● Stated exercise: Gather all lines in the records below that include the word "meter".

● Exercise input:
---
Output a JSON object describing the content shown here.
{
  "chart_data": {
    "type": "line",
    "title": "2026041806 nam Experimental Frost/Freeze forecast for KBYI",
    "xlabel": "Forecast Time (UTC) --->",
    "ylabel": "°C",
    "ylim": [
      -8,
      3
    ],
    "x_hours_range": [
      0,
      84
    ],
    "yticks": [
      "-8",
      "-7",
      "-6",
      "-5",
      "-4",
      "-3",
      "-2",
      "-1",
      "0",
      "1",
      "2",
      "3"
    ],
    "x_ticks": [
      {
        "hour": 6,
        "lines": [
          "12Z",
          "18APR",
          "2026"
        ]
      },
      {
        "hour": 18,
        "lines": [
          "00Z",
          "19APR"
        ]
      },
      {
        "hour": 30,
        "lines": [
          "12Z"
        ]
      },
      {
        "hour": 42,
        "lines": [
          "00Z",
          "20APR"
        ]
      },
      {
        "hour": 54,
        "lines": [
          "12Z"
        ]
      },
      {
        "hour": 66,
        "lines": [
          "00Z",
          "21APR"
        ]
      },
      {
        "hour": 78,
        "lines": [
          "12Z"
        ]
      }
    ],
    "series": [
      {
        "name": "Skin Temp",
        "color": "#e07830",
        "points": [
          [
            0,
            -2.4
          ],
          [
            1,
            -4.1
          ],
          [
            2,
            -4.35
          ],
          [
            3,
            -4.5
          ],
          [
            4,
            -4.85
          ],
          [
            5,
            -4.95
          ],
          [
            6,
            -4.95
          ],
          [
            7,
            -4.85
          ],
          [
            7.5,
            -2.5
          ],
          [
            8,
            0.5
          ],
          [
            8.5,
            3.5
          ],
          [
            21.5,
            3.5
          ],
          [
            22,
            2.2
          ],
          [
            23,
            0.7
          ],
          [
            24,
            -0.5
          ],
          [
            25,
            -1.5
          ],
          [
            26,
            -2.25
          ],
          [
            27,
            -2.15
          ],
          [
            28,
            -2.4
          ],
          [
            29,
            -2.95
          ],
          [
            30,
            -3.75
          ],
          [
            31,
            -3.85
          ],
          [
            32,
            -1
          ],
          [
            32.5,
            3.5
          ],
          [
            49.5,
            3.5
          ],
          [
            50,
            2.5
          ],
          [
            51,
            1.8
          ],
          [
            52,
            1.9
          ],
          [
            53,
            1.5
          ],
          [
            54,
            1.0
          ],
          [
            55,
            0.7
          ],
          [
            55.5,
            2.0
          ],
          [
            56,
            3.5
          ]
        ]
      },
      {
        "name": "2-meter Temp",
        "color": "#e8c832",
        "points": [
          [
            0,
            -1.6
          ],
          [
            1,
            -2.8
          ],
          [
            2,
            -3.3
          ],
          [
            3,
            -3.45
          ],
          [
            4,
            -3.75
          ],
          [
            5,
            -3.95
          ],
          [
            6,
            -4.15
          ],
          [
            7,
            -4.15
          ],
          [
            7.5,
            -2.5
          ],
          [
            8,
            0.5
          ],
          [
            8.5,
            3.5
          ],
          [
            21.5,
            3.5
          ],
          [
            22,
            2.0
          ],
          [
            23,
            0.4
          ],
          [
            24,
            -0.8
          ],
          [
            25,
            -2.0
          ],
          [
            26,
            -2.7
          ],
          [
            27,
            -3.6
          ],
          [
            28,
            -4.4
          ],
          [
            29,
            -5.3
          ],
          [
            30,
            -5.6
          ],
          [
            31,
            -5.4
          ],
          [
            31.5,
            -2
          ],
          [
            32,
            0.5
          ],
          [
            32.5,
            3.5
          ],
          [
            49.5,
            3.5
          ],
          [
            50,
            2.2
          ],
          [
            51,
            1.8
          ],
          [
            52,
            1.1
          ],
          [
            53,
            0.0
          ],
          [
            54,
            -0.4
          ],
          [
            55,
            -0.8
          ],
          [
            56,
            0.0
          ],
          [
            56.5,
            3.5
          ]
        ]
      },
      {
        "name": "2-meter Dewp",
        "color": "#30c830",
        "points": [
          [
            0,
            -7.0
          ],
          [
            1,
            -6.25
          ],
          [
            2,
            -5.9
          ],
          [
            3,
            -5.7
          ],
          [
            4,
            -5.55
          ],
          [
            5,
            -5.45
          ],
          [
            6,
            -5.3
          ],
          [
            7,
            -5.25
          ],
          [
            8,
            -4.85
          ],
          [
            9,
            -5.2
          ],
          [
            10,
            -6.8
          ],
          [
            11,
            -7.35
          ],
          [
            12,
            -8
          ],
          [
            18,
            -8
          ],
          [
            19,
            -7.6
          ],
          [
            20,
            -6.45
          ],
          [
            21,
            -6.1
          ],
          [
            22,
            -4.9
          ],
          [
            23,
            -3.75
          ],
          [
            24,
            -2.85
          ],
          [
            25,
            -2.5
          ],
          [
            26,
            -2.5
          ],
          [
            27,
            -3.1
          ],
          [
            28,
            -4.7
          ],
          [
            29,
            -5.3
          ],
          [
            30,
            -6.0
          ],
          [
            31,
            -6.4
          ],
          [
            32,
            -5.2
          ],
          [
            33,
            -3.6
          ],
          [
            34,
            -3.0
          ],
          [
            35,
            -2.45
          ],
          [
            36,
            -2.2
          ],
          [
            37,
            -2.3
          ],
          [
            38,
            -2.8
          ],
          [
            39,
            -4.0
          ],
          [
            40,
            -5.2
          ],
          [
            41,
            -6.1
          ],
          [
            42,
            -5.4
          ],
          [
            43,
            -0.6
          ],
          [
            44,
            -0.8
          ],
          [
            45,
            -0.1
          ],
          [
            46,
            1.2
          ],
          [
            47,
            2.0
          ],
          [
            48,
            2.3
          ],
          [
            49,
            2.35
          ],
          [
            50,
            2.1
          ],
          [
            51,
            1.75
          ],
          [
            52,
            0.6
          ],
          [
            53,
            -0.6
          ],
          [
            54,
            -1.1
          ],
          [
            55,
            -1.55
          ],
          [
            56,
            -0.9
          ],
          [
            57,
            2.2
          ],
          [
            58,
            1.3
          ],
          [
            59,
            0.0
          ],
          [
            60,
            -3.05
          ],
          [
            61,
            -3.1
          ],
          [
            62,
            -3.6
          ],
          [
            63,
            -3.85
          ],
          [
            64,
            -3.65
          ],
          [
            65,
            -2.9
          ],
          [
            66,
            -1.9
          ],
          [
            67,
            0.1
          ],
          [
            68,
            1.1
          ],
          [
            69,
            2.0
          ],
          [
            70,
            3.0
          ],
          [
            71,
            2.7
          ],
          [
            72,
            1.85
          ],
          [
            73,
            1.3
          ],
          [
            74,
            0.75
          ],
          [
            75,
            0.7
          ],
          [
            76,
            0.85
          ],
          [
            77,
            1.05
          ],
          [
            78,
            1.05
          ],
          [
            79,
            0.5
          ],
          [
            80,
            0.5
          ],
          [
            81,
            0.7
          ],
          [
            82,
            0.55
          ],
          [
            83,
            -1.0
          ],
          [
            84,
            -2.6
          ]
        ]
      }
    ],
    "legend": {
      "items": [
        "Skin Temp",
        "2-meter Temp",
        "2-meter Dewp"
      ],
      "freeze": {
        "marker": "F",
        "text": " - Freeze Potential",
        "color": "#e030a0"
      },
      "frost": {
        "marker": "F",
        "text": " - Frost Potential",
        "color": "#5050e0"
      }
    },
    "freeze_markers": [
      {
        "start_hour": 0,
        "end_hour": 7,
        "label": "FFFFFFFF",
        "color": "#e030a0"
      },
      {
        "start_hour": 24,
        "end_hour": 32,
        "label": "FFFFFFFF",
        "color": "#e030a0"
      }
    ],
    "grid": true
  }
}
---
● Response for this exercise:
        "name": "2-meter Temp",
        "name": "2-meter Dewp",
        "2-meter Temp",
        "2-meter Dewp"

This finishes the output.